### [Exercise task]
Each record is to be printed again precisely as it reads.

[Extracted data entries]
· · · ·

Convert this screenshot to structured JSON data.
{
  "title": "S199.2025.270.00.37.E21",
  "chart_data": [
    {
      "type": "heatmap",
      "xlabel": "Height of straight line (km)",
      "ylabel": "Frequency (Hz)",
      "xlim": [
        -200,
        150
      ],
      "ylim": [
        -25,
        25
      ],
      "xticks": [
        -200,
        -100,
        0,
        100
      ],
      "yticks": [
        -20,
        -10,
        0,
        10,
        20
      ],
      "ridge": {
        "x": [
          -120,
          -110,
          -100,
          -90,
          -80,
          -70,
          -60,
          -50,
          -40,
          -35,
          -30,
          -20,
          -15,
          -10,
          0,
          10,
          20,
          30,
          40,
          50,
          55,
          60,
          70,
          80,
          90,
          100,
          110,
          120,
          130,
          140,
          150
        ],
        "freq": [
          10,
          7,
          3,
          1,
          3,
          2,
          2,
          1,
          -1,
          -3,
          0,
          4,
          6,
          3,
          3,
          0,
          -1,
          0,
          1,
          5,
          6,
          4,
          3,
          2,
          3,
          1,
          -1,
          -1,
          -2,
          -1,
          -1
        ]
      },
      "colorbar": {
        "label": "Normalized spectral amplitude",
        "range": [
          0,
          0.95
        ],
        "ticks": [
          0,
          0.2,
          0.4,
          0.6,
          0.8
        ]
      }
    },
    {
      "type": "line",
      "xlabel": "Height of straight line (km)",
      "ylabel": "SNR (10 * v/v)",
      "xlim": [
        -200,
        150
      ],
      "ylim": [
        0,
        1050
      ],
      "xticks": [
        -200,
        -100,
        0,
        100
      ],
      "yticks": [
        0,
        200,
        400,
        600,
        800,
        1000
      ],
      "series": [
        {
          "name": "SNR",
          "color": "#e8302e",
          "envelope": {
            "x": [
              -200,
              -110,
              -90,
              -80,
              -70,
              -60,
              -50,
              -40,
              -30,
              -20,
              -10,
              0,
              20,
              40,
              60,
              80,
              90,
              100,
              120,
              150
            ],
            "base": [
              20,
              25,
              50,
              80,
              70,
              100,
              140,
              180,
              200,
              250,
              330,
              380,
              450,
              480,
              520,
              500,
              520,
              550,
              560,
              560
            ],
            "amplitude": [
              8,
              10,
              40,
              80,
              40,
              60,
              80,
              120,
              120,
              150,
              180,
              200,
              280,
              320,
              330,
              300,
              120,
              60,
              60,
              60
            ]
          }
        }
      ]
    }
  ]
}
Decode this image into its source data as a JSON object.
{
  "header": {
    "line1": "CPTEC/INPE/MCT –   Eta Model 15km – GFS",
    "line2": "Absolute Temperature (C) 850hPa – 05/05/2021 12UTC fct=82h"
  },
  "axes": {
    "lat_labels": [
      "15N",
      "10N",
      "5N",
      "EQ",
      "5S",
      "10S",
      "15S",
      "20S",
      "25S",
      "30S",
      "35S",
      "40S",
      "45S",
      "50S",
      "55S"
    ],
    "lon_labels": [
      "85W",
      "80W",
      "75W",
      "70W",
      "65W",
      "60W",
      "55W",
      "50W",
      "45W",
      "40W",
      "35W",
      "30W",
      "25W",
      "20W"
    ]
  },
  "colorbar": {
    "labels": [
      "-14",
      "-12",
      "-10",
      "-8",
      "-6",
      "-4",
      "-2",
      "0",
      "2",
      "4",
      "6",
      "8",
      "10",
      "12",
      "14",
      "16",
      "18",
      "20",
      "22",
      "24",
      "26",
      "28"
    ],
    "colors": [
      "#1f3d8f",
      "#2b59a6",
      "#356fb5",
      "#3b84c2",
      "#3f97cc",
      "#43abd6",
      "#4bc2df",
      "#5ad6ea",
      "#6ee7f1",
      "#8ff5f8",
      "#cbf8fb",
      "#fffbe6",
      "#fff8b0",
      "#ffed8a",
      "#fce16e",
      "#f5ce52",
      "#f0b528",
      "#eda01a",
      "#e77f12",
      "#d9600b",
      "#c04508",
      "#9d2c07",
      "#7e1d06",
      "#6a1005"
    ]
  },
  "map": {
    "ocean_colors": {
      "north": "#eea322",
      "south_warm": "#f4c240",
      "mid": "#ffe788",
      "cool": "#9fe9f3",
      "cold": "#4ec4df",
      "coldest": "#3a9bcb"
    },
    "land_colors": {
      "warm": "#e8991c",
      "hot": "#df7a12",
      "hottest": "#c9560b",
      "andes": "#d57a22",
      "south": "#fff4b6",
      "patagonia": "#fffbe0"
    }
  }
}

· · · ·

### [Completed task]
Convert this screenshot to structured JSON data.
{
  "title": "S199.2025.270.00.37.E21",
  "chart_data": [
    {
      "type": "heatmap",
      "xlabel": "Height of straight line (km)",
      "ylabel": "Frequency (Hz)",
      "xlim": [
        -200,
        150
      ],
      "ylim": [
        -25,
        25
      ],
      "xticks": [
        -200,
        -100,
        0,
        100
      ],
      "yticks": [
        -20,
        -10,
        0,
        10,
        20
      ],
      "ridge": {
        "x": [
          -120,
          -110,
          -100,
          -90,
          -80,
          -70,
          -60,
          -50,
          -40,
          -35,
          -30,
          -20,
          -15,
          -10,
          0,
          10,
          20,
          30,
          40,
          50,
          55,
          60,
          70,
          80,
          90,
          100,
          110,
          120,
          130,
          140,
          150
        ],
        "freq": [
          10,
          7,
          3,
          1,
          3,
          2,
          2,
          1,
          -1,
          -3,
          0,
          4,
          6,
          3,
          3,
          0,
          -1,
          0,
          1,
          5,
          6,
          4,
          3,
          2,
          3,
          1,
          -1,
          -1,
          -2,
          -1,
          -1
        ]
      },
      "colorbar": {
        "label": "Normalized spectral amplitude",
        "range": [
          0,
          0.95
        ],
        "ticks": [
          0,
          0.2,
          0.4,
          0.6,
          0.8
        ]
      }
    },
    {
      "type": "line",
      "xlabel": "Height of straight line (km)",
      "ylabel": "SNR (10 * v/v)",
      "xlim": [
        -200,
        150
      ],
      "ylim": [
        0,
        1050
      ],
      "xticks": [
        -200,
        -100,
        0,
        100
      ],
      "yticks": [
        0,
        200,
        400,
        600,
        800,
        1000
      ],
      "series": [
        {
          "name": "SNR",
          "color": "#e8302e",
          "envelope": {
            "x": [
              -200,
              -110,
              -90,
              -80,
              -70,
              -60,
              -50,
              -40,
              -30,
              -20,
              -10,
              0,
              20,
              40,
              60,
              80,
              90,
              100,
              120,
              150
            ],
            "base": [
              20,
              25,
              50,
              80,
              70,
              100,
              140,
              180,
              200,
              250,
              330,
              380,
              450,
              480,
              520,
              500,
              520,
              550,
              560,
              560
            ],
            "amplitude": [
              8,
              10,
              40,
              80,
              40,
              60,
              80,
              120,
              120,
              150,
              180,
              200,
              280,
              320,
              330,
              300,
              120,
              60,
              60,
              60
            ]
          }
        }
      ]
    }
  ]
}
Decode this image into its source data as a JSON object.
{
  "header": {
    "line1": "CPTEC/INPE/MCT –   Eta Model 15km – GFS",
    "line2": "Absolute Temperature (C) 850hPa – 05/05/2021 12UTC fct=82h"
  },
  "axes": {
    "lat_labels": [
      "15N",
      "10N",
      "5N",
      "EQ",
      "5S",
      "10S",
      "15S",
      "20S",
      "25S",
      "30S",
      "35S",
      "40S",
      "45S",
      "50S",
      "55S"
    ],
    "lon_labels": [
      "85W",
      "80W",
      "75W",
      "70W",
      "65W",
      "60W",
      "55W",
      "50W",
      "45W",
      "40W",
      "35W",
      "30W",
      "25W",
      "20W"
    ]
  },
  "colorbar": {
    "labels": [
      "-14",
      "-12",
      "-10",
      "-8",
      "-6",
      "-4",
      "-2",
      "0",
      "2",
      "4",
      "6",
      "8",
      "10",
      "12",
      "14",
      "16",
      "18",
      "20",
      "22",
      "24",
      "26",
      "28"
    ],
    "colors": [
      "#1f3d8f",
      "#2b59a6",
      "#356fb5",
      "#3b84c2",
      "#3f97cc",
      "#43abd6",
      "#4bc2df",
      "#5ad6ea",
      "#6ee7f1",
      "#8ff5f8",
      "#cbf8fb",
      "#fffbe6",
      "#fff8b0",
      "#ffed8a",
      "#fce16e",
      "#f5ce52",
      "#f0b528",
      "#eda01a",
      "#e77f12",
      "#d9600b",
      "#c04508",
      "#9d2c07",
      "#7e1d06",
      "#6a1005"
    ]
  },
  "map": {
    "ocean_colors": {
      "north": "#eea322",
      "south_warm": "#f4c240",
      "mid": "#ffe788",
      "cool": "#9fe9f3",
      "cold": "#4ec4df",
      "coldest": "#3a9bcb"
    },
    "land_colors": {
      "warm": "#e8991c",
      "hot": "#df7a12",
      "hottest": "#c9560b",
      "andes": "#d57a22",
      "south": "#fff4b6",
      "patagonia": "#fffbe0"
    }
  }
}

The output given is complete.